## Prompt
Give the number of lines that include the string "SANS", nothing more.

## Stored records
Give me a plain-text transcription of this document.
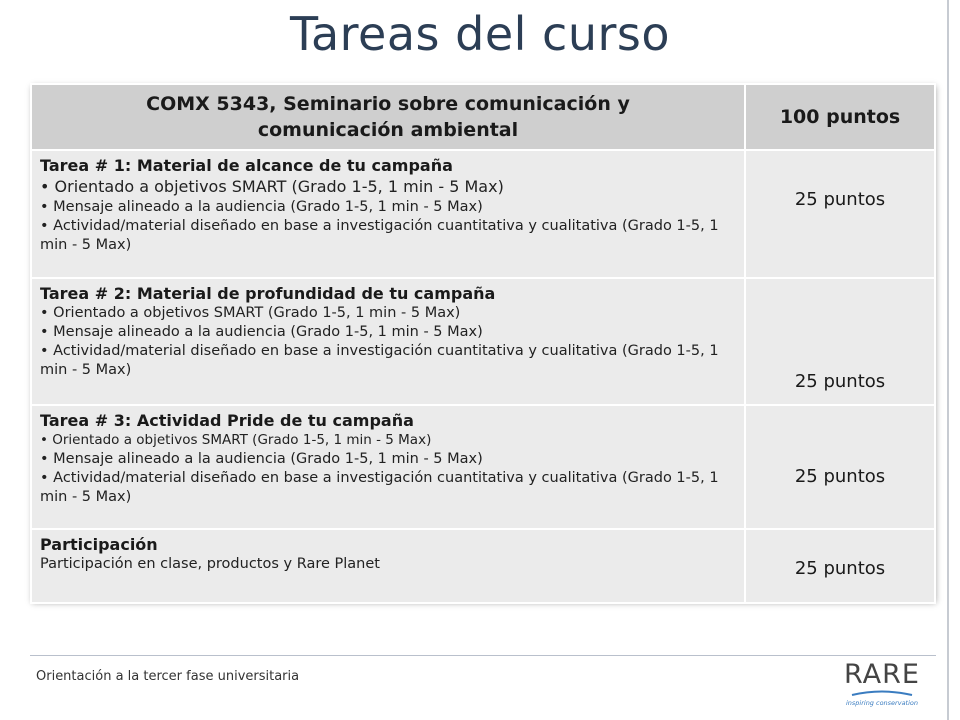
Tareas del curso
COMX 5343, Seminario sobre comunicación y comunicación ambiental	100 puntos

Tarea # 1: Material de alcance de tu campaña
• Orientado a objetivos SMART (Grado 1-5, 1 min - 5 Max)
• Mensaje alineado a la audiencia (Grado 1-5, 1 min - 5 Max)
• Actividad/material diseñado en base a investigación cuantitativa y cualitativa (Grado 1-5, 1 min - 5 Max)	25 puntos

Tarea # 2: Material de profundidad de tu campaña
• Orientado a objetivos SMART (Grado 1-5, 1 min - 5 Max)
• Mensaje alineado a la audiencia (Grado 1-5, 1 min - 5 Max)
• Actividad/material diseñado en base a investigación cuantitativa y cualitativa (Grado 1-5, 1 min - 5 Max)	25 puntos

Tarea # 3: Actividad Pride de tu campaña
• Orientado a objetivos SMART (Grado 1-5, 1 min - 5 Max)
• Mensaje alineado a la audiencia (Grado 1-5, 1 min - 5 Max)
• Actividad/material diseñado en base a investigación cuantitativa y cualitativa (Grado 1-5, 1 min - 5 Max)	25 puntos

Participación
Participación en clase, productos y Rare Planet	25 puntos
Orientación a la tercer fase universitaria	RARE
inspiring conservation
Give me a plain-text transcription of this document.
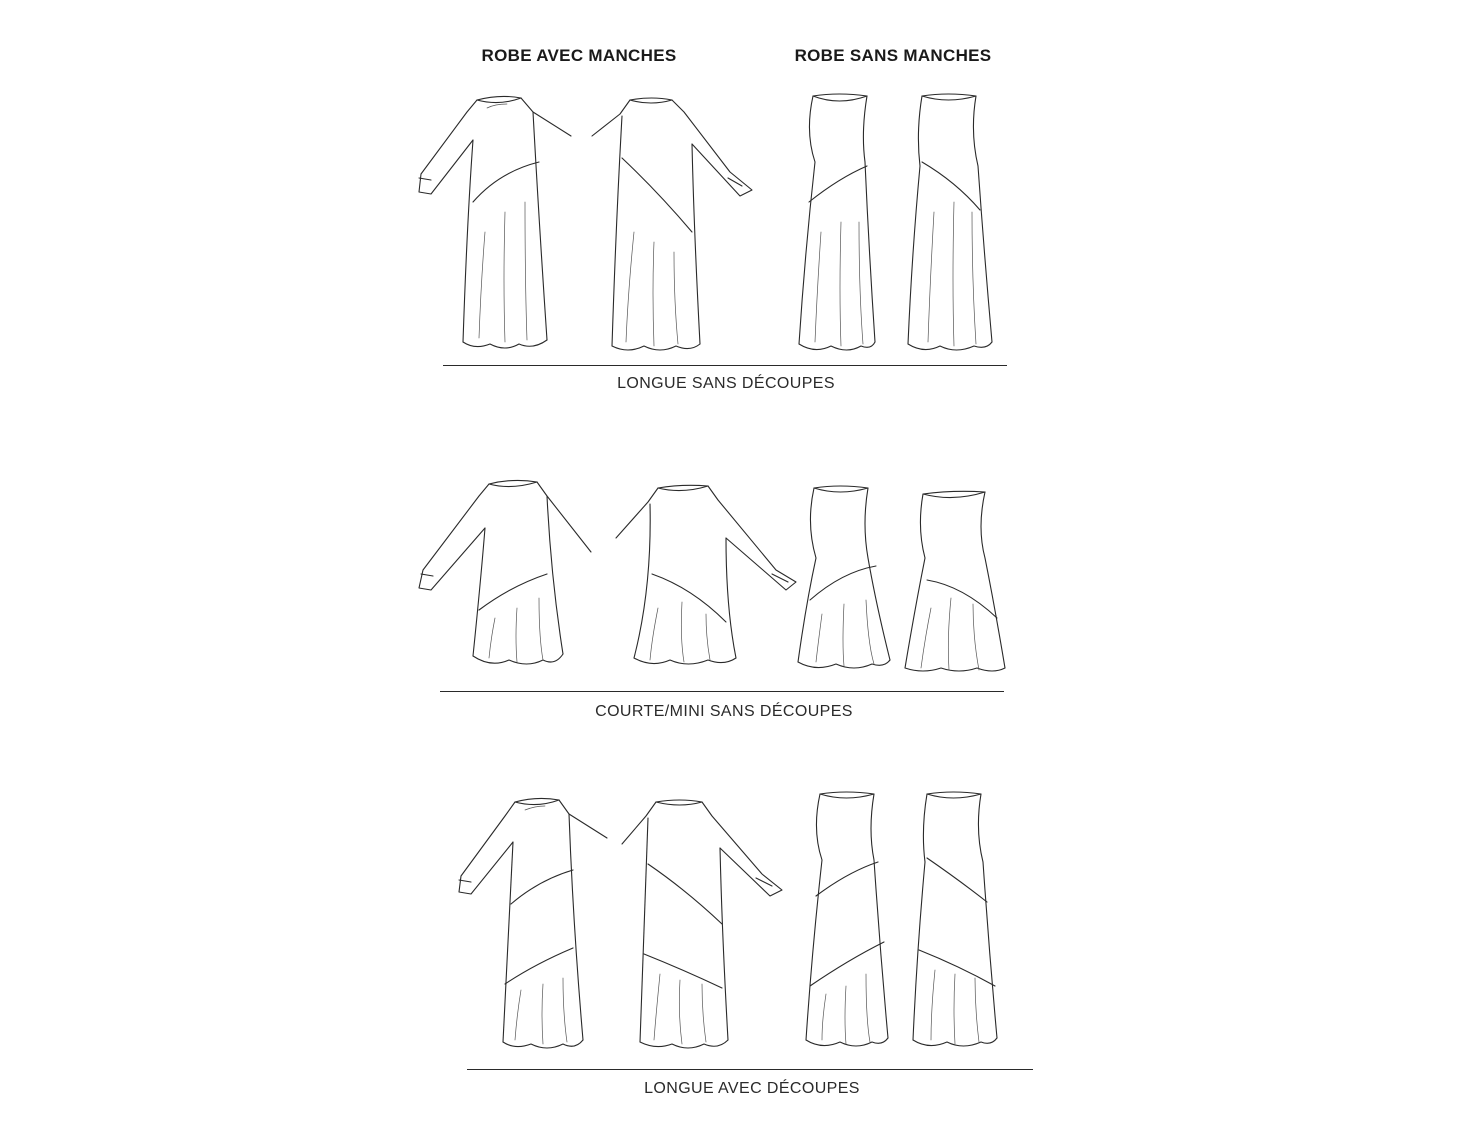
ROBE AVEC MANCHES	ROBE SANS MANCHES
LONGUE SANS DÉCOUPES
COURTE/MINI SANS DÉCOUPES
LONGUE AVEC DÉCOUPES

## Response to the task
3